» **Task instructions**
Below this line is a listing that includes pictures. Copy exactly, and only, the lines from the one containing "Convert this screenshot" through the one containing "Decode this image"; the pictures do not go in the copy.

::::

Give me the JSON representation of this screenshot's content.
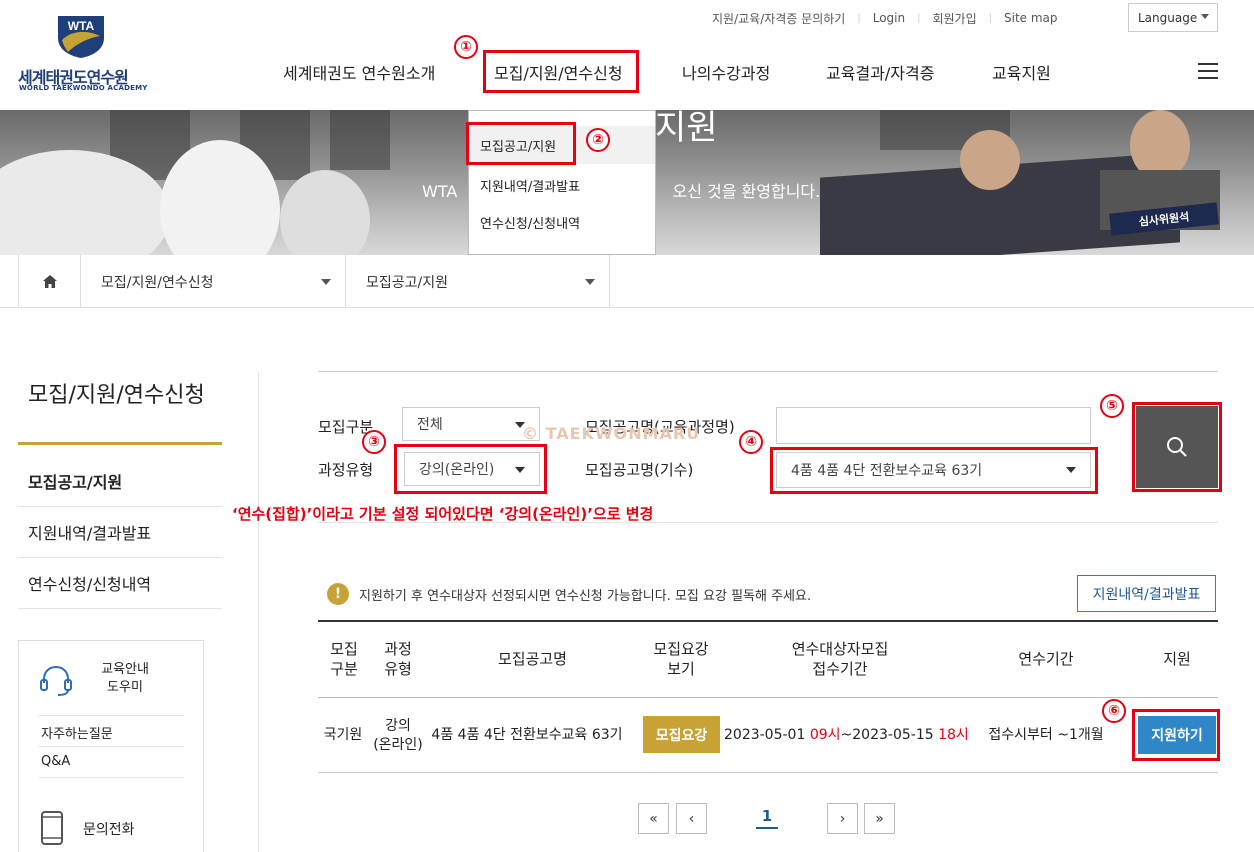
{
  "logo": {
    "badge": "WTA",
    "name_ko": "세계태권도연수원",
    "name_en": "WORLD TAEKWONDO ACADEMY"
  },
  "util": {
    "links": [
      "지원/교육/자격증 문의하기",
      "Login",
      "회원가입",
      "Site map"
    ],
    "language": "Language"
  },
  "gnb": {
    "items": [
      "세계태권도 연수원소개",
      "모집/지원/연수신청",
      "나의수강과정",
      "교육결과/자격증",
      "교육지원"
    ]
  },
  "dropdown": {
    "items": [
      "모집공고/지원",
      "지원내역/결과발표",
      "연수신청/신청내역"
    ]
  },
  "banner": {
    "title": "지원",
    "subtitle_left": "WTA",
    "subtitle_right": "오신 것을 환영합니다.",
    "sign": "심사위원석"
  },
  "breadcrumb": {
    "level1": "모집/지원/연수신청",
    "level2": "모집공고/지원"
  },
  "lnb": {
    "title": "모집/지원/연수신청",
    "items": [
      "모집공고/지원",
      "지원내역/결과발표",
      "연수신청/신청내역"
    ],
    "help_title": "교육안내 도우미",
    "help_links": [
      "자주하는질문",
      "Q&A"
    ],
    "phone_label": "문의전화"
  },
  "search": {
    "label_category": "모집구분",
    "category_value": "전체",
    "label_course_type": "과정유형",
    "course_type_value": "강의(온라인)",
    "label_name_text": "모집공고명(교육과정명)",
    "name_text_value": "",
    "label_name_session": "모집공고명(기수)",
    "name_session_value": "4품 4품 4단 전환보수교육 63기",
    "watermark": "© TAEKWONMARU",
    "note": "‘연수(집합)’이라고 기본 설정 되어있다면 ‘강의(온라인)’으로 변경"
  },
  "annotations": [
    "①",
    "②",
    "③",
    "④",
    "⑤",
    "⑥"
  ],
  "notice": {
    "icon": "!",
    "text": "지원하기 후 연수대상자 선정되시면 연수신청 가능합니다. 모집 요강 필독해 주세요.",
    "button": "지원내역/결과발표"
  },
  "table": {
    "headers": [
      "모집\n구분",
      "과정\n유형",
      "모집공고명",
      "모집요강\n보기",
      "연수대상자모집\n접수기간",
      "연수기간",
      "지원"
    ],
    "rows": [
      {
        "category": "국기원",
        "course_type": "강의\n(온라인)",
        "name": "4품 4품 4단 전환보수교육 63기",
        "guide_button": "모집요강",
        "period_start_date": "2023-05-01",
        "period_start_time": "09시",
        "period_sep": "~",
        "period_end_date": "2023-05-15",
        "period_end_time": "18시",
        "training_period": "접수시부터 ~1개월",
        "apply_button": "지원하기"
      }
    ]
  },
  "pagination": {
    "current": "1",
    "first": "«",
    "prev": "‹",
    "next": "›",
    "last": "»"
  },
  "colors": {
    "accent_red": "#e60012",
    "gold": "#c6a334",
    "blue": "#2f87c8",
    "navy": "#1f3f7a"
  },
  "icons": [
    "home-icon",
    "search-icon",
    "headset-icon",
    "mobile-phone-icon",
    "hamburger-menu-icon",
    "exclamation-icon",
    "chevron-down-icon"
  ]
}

::::

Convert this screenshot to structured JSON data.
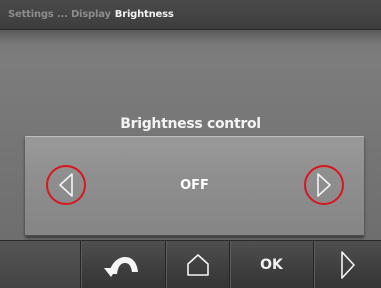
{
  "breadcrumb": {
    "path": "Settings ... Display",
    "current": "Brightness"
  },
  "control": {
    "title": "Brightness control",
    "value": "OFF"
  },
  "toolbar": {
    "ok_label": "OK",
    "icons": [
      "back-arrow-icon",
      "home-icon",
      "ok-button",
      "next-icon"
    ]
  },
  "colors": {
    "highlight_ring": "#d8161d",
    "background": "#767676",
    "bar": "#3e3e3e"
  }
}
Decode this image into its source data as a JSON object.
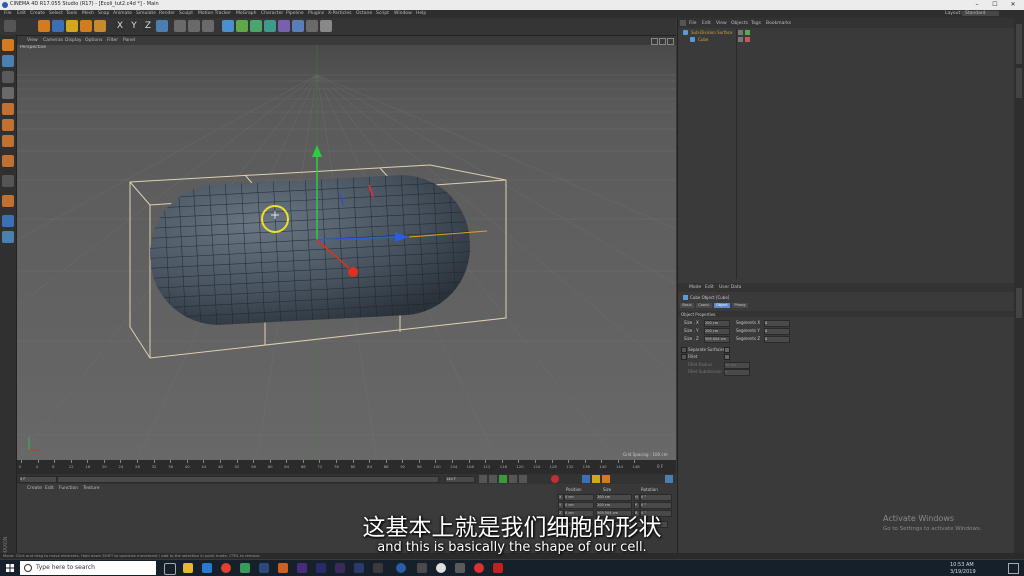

::::

» **Correct response**
Convert this screenshot to structured JSON data.
{
  "breadcrumb": {
    "path": "Settings ... Display",
    "current": "Brightness"
  },
  "control": {
    "title": "Brightness control",
    "value": "OFF"
  },
  "toolbar": {
    "ok_label": "OK",
    "icons": [
      "back-arrow-icon",
      "home-icon",
      "ok-button",
      "next-icon"
    ]
  },
  "colors": {
    "highlight_ring": "#d8161d",
    "background": "#767676",
    "bar": "#3e3e3e"
  }
}
Decode this image into its source data as a JSON object.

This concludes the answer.